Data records

***

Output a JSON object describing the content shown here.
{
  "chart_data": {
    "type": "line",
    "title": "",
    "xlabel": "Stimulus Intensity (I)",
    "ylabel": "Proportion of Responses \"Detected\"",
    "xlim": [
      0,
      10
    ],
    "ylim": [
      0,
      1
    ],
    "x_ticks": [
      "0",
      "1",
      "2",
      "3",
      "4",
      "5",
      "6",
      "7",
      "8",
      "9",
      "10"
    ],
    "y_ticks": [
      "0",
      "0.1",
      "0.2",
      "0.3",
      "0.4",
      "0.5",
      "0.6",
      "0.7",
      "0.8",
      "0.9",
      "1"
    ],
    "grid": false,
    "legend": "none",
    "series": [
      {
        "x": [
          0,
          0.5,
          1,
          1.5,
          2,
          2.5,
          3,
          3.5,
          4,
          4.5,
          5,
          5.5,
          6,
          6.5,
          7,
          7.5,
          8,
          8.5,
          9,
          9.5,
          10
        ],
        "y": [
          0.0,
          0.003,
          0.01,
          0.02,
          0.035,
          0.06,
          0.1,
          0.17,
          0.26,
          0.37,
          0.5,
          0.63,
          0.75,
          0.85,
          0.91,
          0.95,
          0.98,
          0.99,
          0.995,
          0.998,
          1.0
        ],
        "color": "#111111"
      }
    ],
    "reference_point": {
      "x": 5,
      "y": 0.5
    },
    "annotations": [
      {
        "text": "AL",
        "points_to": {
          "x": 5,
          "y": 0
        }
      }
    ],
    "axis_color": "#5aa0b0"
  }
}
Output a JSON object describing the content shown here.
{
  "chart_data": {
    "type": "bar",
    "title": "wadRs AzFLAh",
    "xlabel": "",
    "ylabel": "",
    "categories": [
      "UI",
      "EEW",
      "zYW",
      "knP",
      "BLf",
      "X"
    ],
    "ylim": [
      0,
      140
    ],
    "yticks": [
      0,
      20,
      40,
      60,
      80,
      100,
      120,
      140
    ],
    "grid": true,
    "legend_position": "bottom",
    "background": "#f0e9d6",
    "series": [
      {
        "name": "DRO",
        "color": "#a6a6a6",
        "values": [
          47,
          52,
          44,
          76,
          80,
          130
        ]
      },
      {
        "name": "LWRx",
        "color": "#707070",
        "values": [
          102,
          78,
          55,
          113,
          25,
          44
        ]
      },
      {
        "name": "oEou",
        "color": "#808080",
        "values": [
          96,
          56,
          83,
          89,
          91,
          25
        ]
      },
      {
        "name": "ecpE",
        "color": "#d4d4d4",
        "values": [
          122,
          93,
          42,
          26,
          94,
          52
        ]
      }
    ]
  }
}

***

_Set task_
Recopy all the lines exactly as they appear.

_Answer in full_
Output a JSON object describing the content shown here.
{
  "chart_data": {
    "type": "line",
    "title": "",
    "xlabel": "Stimulus Intensity (I)",
    "ylabel": "Proportion of Responses \"Detected\"",
    "xlim": [
      0,
      10
    ],
    "ylim": [
      0,
      1
    ],
    "x_ticks": [
      "0",
      "1",
      "2",
      "3",
      "4",
      "5",
      "6",
      "7",
      "8",
      "9",
      "10"
    ],
    "y_ticks": [
      "0",
      "0.1",
      "0.2",
      "0.3",
      "0.4",
      "0.5",
      "0.6",
      "0.7",
      "0.8",
      "0.9",
      "1"
    ],
    "grid": false,
    "legend": "none",
    "series": [
      {
        "x": [
          0,
          0.5,
          1,
          1.5,
          2,
          2.5,
          3,
          3.5,
          4,
          4.5,
          5,
          5.5,
          6,
          6.5,
          7,
          7.5,
          8,
          8.5,
          9,
          9.5,
          10
        ],
        "y": [
          0.0,
          0.003,
          0.01,
          0.02,
          0.035,
          0.06,
          0.1,
          0.17,
          0.26,
          0.37,
          0.5,
          0.63,
          0.75,
          0.85,
          0.91,
          0.95,
          0.98,
          0.99,
          0.995,
          0.998,
          1.0
        ],
        "color": "#111111"
      }
    ],
    "reference_point": {
      "x": 5,
      "y": 0.5
    },
    "annotations": [
      {
        "text": "AL",
        "points_to": {
          "x": 5,
          "y": 0
        }
      }
    ],
    "axis_color": "#5aa0b0"
  }
}
Output a JSON object describing the content shown here.
{
  "chart_data": {
    "type": "bar",
    "title": "wadRs AzFLAh",
    "xlabel": "",
    "ylabel": "",
    "categories": [
      "UI",
      "EEW",
      "zYW",
      "knP",
      "BLf",
      "X"
    ],
    "ylim": [
      0,
      140
    ],
    "yticks": [
      0,
      20,
      40,
      60,
      80,
      100,
      120,
      140
    ],
    "grid": true,
    "legend_position": "bottom",
    "background": "#f0e9d6",
    "series": [
      {
        "name": "DRO",
        "color": "#a6a6a6",
        "values": [
          47,
          52,
          44,
          76,
          80,
          130
        ]
      },
      {
        "name": "LWRx",
        "color": "#707070",
        "values": [
          102,
          78,
          55,
          113,
          25,
          44
        ]
      },
      {
        "name": "oEou",
        "color": "#808080",
        "values": [
          96,
          56,
          83,
          89,
          91,
          25
        ]
      },
      {
        "name": "ecpE",
        "color": "#d4d4d4",
        "values": [
          122,
          93,
          42,
          26,
          94,
          52
        ]
      }
    ]
  }
}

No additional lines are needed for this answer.